> _EXERCISE BRIEF_:
Write out every record in full, exactly as written, please.

==== ITEMS

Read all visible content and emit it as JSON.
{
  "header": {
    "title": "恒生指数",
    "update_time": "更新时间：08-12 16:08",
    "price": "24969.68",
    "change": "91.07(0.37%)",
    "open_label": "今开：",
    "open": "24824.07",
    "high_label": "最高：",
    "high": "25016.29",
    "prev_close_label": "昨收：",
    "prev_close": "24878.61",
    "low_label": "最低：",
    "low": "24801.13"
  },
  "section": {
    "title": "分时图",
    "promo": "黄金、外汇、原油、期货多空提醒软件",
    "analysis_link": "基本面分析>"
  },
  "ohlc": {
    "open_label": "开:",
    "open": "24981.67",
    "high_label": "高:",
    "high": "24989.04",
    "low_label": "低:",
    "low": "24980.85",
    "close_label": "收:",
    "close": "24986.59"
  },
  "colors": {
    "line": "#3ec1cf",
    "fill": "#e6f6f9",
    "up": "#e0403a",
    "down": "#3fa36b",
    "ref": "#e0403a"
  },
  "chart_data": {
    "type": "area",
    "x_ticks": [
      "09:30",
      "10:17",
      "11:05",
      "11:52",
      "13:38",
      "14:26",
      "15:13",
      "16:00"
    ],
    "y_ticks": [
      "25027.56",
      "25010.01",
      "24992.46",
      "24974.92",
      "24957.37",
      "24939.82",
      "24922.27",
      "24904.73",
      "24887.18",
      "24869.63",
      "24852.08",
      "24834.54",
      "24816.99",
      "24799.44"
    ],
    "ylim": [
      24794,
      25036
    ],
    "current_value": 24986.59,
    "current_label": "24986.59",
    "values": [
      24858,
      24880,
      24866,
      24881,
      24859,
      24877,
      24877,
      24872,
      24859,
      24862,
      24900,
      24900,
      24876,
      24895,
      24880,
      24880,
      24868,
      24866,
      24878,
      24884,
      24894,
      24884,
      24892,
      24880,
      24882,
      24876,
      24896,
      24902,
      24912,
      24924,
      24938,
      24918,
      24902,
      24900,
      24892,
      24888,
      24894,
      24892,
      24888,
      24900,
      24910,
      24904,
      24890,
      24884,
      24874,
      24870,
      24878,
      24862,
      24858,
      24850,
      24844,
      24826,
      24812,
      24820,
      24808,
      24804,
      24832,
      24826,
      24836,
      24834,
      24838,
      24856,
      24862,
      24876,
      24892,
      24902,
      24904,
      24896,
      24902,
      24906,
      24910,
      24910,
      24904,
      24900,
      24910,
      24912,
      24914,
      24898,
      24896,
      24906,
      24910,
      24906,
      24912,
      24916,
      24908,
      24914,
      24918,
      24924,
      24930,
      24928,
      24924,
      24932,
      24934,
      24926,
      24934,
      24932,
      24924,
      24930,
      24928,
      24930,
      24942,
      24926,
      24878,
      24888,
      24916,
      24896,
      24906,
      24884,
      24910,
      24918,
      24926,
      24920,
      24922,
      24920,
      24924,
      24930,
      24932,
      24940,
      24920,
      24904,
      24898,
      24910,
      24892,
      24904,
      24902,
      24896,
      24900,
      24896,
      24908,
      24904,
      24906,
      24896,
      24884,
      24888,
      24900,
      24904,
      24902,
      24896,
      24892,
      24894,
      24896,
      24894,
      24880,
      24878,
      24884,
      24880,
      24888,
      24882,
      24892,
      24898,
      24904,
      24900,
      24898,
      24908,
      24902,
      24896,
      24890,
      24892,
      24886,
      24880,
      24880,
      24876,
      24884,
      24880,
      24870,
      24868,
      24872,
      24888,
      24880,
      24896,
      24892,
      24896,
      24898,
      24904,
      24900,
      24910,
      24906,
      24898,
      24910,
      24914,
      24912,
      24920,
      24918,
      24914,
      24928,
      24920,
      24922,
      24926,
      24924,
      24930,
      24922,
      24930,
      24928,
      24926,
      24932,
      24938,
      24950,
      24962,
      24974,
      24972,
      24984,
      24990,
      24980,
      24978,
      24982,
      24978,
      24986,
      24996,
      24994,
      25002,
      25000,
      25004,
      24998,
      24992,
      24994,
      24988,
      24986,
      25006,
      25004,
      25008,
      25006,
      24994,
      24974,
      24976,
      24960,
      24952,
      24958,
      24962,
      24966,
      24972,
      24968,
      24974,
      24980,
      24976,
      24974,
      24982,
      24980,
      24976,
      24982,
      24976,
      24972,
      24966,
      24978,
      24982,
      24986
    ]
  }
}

========

> _RIGHT ANSWER_:
Read all visible content and emit it as JSON.
{
  "header": {
    "title": "恒生指数",
    "update_time": "更新时间：08-12 16:08",
    "price": "24969.68",
    "change": "91.07(0.37%)",
    "open_label": "今开：",
    "open": "24824.07",
    "high_label": "最高：",
    "high": "25016.29",
    "prev_close_label": "昨收：",
    "prev_close": "24878.61",
    "low_label": "最低：",
    "low": "24801.13"
  },
  "section": {
    "title": "分时图",
    "promo": "黄金、外汇、原油、期货多空提醒软件",
    "analysis_link": "基本面分析>"
  },
  "ohlc": {
    "open_label": "开:",
    "open": "24981.67",
    "high_label": "高:",
    "high": "24989.04",
    "low_label": "低:",
    "low": "24980.85",
    "close_label": "收:",
    "close": "24986.59"
  },
  "colors": {
    "line": "#3ec1cf",
    "fill": "#e6f6f9",
    "up": "#e0403a",
    "down": "#3fa36b",
    "ref": "#e0403a"
  },
  "chart_data": {
    "type": "area",
    "x_ticks": [
      "09:30",
      "10:17",
      "11:05",
      "11:52",
      "13:38",
      "14:26",
      "15:13",
      "16:00"
    ],
    "y_ticks": [
      "25027.56",
      "25010.01",
      "24992.46",
      "24974.92",
      "24957.37",
      "24939.82",
      "24922.27",
      "24904.73",
      "24887.18",
      "24869.63",
      "24852.08",
      "24834.54",
      "24816.99",
      "24799.44"
    ],
    "ylim": [
      24794,
      25036
    ],
    "current_value": 24986.59,
    "current_label": "24986.59",
    "values": [
      24858,
      24880,
      24866,
      24881,
      24859,
      24877,
      24877,
      24872,
      24859,
      24862,
      24900,
      24900,
      24876,
      24895,
      24880,
      24880,
      24868,
      24866,
      24878,
      24884,
      24894,
      24884,
      24892,
      24880,
      24882,
      24876,
      24896,
      24902,
      24912,
      24924,
      24938,
      24918,
      24902,
      24900,
      24892,
      24888,
      24894,
      24892,
      24888,
      24900,
      24910,
      24904,
      24890,
      24884,
      24874,
      24870,
      24878,
      24862,
      24858,
      24850,
      24844,
      24826,
      24812,
      24820,
      24808,
      24804,
      24832,
      24826,
      24836,
      24834,
      24838,
      24856,
      24862,
      24876,
      24892,
      24902,
      24904,
      24896,
      24902,
      24906,
      24910,
      24910,
      24904,
      24900,
      24910,
      24912,
      24914,
      24898,
      24896,
      24906,
      24910,
      24906,
      24912,
      24916,
      24908,
      24914,
      24918,
      24924,
      24930,
      24928,
      24924,
      24932,
      24934,
      24926,
      24934,
      24932,
      24924,
      24930,
      24928,
      24930,
      24942,
      24926,
      24878,
      24888,
      24916,
      24896,
      24906,
      24884,
      24910,
      24918,
      24926,
      24920,
      24922,
      24920,
      24924,
      24930,
      24932,
      24940,
      24920,
      24904,
      24898,
      24910,
      24892,
      24904,
      24902,
      24896,
      24900,
      24896,
      24908,
      24904,
      24906,
      24896,
      24884,
      24888,
      24900,
      24904,
      24902,
      24896,
      24892,
      24894,
      24896,
      24894,
      24880,
      24878,
      24884,
      24880,
      24888,
      24882,
      24892,
      24898,
      24904,
      24900,
      24898,
      24908,
      24902,
      24896,
      24890,
      24892,
      24886,
      24880,
      24880,
      24876,
      24884,
      24880,
      24870,
      24868,
      24872,
      24888,
      24880,
      24896,
      24892,
      24896,
      24898,
      24904,
      24900,
      24910,
      24906,
      24898,
      24910,
      24914,
      24912,
      24920,
      24918,
      24914,
      24928,
      24920,
      24922,
      24926,
      24924,
      24930,
      24922,
      24930,
      24928,
      24926,
      24932,
      24938,
      24950,
      24962,
      24974,
      24972,
      24984,
      24990,
      24980,
      24978,
      24982,
      24978,
      24986,
      24996,
      24994,
      25002,
      25000,
      25004,
      24998,
      24992,
      24994,
      24988,
      24986,
      25006,
      25004,
      25008,
      25006,
      24994,
      24974,
      24976,
      24960,
      24952,
      24958,
      24962,
      24966,
      24972,
      24968,
      24974,
      24980,
      24976,
      24974,
      24982,
      24980,
      24976,
      24982,
      24976,
      24972,
      24966,
      24978,
      24982,
      24986
    ]
  }
}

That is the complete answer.